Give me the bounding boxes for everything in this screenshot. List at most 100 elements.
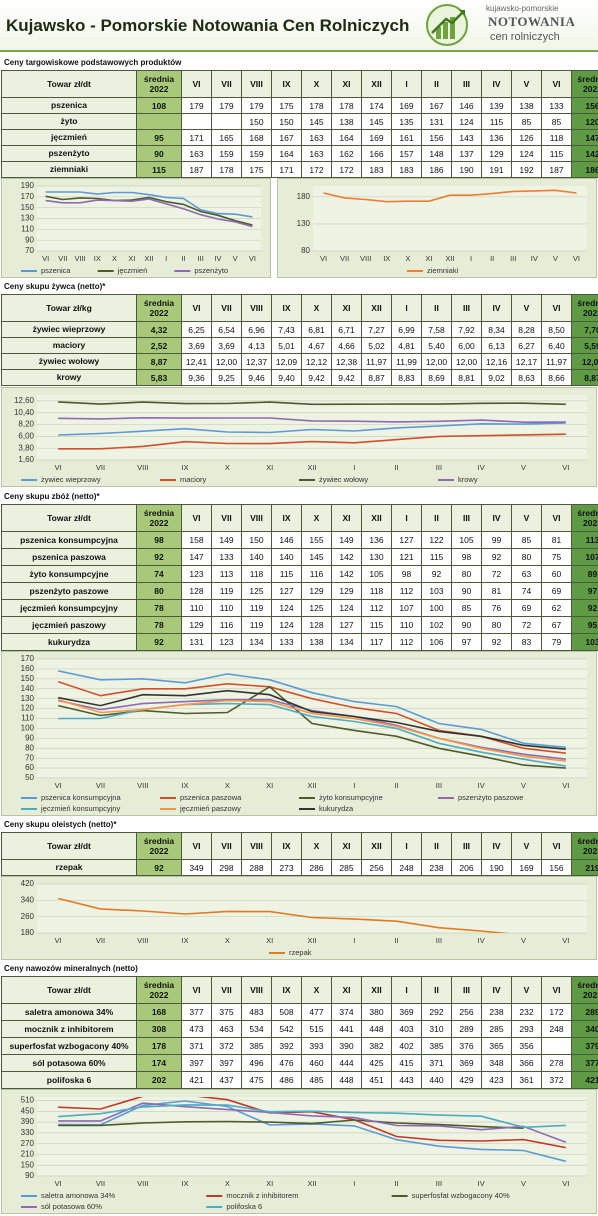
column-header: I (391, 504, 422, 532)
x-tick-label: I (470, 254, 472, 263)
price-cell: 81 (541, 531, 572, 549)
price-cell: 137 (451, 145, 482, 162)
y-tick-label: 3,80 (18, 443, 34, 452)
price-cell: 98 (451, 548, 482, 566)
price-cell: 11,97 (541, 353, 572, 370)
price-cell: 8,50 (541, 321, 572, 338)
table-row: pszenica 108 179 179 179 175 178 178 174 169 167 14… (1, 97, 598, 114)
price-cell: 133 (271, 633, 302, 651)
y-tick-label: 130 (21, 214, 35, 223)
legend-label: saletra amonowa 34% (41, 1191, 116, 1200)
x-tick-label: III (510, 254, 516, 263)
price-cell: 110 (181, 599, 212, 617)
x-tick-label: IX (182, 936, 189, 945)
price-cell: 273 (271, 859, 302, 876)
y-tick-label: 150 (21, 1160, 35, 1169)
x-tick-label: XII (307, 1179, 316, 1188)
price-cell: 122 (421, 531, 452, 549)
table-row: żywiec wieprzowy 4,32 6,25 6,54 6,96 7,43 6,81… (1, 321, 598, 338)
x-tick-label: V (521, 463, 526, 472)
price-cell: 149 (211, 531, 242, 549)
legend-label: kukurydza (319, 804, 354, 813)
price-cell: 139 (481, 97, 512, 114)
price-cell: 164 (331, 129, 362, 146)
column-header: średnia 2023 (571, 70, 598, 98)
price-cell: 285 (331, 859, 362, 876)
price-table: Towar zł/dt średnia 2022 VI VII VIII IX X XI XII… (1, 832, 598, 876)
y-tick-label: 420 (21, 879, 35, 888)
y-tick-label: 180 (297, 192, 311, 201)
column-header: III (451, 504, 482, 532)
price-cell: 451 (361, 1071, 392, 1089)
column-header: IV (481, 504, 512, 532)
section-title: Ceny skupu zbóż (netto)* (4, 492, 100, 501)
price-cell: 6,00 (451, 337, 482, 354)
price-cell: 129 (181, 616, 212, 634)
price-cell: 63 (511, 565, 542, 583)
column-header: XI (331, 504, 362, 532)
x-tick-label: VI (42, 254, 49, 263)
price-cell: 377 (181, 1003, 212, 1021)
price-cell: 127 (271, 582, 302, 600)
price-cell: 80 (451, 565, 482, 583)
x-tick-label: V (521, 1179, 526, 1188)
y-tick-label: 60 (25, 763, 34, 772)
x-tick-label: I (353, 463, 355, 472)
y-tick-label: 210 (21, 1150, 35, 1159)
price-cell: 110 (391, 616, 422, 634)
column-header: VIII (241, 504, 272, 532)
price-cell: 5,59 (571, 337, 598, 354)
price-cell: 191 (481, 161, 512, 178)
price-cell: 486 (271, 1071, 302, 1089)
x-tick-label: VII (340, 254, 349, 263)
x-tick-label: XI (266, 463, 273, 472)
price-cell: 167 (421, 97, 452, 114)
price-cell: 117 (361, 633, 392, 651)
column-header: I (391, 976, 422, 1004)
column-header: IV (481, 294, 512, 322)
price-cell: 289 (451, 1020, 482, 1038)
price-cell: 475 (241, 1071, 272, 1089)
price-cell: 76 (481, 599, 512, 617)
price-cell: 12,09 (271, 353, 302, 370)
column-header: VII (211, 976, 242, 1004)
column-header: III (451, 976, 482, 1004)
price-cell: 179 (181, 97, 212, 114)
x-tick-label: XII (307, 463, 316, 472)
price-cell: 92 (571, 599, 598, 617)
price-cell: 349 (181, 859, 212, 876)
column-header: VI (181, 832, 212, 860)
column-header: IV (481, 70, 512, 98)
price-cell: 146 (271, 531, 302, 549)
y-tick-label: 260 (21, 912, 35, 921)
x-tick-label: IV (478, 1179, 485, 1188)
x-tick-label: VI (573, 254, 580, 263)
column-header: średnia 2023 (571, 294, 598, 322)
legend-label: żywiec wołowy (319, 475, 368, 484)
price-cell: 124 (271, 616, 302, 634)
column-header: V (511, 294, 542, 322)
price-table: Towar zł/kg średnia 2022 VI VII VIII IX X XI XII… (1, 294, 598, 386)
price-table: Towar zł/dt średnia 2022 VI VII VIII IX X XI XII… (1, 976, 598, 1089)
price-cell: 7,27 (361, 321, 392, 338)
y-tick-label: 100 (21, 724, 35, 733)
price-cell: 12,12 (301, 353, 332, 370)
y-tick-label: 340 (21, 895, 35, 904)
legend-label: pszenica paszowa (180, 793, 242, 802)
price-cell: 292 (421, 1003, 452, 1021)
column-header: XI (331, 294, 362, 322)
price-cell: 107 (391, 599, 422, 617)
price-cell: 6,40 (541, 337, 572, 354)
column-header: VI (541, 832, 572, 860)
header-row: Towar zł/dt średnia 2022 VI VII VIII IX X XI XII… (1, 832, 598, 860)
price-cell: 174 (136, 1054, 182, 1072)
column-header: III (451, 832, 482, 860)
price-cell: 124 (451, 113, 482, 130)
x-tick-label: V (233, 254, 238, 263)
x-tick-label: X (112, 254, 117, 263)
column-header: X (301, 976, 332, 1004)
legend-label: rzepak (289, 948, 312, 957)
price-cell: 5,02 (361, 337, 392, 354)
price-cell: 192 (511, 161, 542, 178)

━━━━━━━━━━━━━━━━━━━━━━━━━━━━━━

Count the lines in the rows above that contain the string "VIII", and reply with only the number.

> _Worked solution_
5